• [Exercise instructions]: For the entries that follow, set down each one exactly and drop any pictures.

*** Data for analysis ***

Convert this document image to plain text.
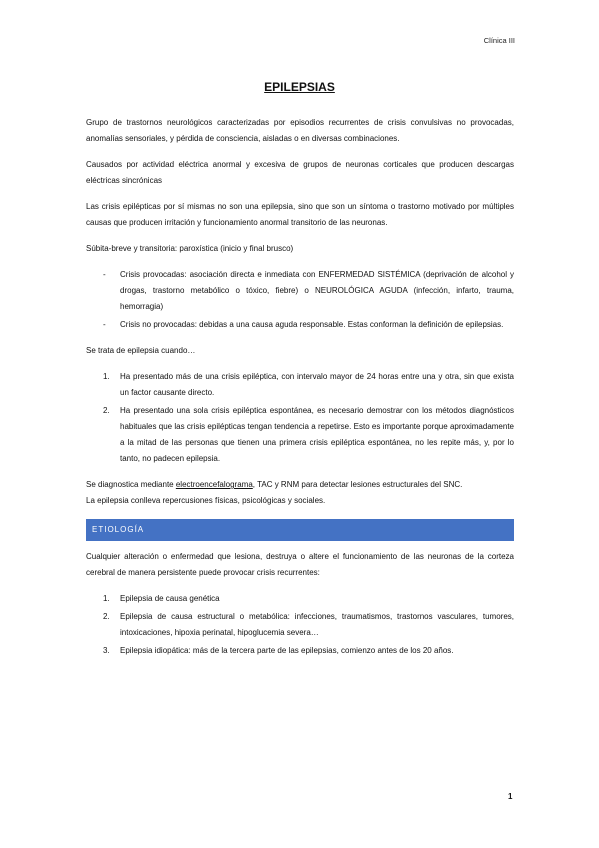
Clínica III
EPILEPSIAS

Grupo de trastornos neurológicos caracterizadas por episodios recurrentes de crisis convulsivas no provocadas, anomalías sensoriales, y pérdida de consciencia, aisladas o en diversas combinaciones.

Causados por actividad eléctrica anormal y excesiva de grupos de neuronas corticales que producen descargas eléctricas sincrónicas

Las crisis epilépticas por sí mismas no son una epilepsia, sino que son un síntoma o trastorno motivado por múltiples causas que producen irritación y funcionamiento anormal transitorio de las neuronas.

Súbita-breve y transitoria: paroxística (inicio y final brusco)

- Crisis provocadas: asociación directa e inmediata con ENFERMEDAD SISTÉMICA (deprivación de alcohol y drogas, trastorno metabólico o tóxico, fiebre) o NEUROLÓGICA AGUDA (infección, infarto, trauma, hemorragia)
- Crisis no provocadas: debidas a una causa aguda responsable. Estas conforman la definición de epilepsias.

Se trata de epilepsia cuando…

1. Ha presentado más de una crisis epiléptica, con intervalo mayor de 24 horas entre una y otra, sin que exista un factor causante directo.
2. Ha presentado una sola crisis epiléptica espontánea, es necesario demostrar con los métodos diagnósticos habituales que las crisis epilépticas tengan tendencia a repetirse. Esto es importante porque aproximadamente a la mitad de las personas que tienen una primera crisis epiléptica espontánea, no les repite más, y, por lo tanto, no padecen epilepsia.

Se diagnostica mediante electroencefalograma, TAC y RNM para detectar lesiones estructurales del SNC.
La epilepsia conlleva repercusiones físicas, psicológicas y sociales.

ETIOLOGÍA

Cualquier alteración o enfermedad que lesiona, destruya o altere el funcionamiento de las neuronas de la corteza cerebral de manera persistente puede provocar crisis recurrentes:

1. Epilepsia de causa genética
2. Epilepsia de causa estructural o metabólica: infecciones, traumatismos, trastornos vasculares, tumores, intoxicaciones, hipoxia perinatal, hipoglucemia severa…
3. Epilepsia idiopática: más de la tercera parte de las epilepsias, comienzo antes de los 20 años.
1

***

• [Solved exercise]:
Convert this document image to plain text.
Clínica III
EPILEPSIAS

Grupo de trastornos neurológicos caracterizadas por episodios recurrentes de crisis convulsivas no provocadas, anomalías sensoriales, y pérdida de consciencia, aisladas o en diversas combinaciones.

Causados por actividad eléctrica anormal y excesiva de grupos de neuronas corticales que producen descargas eléctricas sincrónicas

Las crisis epilépticas por sí mismas no son una epilepsia, sino que son un síntoma o trastorno motivado por múltiples causas que producen irritación y funcionamiento anormal transitorio de las neuronas.

Súbita-breve y transitoria: paroxística (inicio y final brusco)

- Crisis provocadas: asociación directa e inmediata con ENFERMEDAD SISTÉMICA (deprivación de alcohol y drogas, trastorno metabólico o tóxico, fiebre) o NEUROLÓGICA AGUDA (infección, infarto, trauma, hemorragia)
- Crisis no provocadas: debidas a una causa aguda responsable. Estas conforman la definición de epilepsias.

Se trata de epilepsia cuando…

1. Ha presentado más de una crisis epiléptica, con intervalo mayor de 24 horas entre una y otra, sin que exista un factor causante directo.
2. Ha presentado una sola crisis epiléptica espontánea, es necesario demostrar con los métodos diagnósticos habituales que las crisis epilépticas tengan tendencia a repetirse. Esto es importante porque aproximadamente a la mitad de las personas que tienen una primera crisis epiléptica espontánea, no les repite más, y, por lo tanto, no padecen epilepsia.

Se diagnostica mediante electroencefalograma, TAC y RNM para detectar lesiones estructurales del SNC.
La epilepsia conlleva repercusiones físicas, psicológicas y sociales.

ETIOLOGÍA

Cualquier alteración o enfermedad que lesiona, destruya o altere el funcionamiento de las neuronas de la corteza cerebral de manera persistente puede provocar crisis recurrentes:

1. Epilepsia de causa genética
2. Epilepsia de causa estructural o metabólica: infecciones, traumatismos, trastornos vasculares, tumores, intoxicaciones, hipoxia perinatal, hipoglucemia severa…
3. Epilepsia idiopática: más de la tercera parte de las epilepsias, comienzo antes de los 20 años.
1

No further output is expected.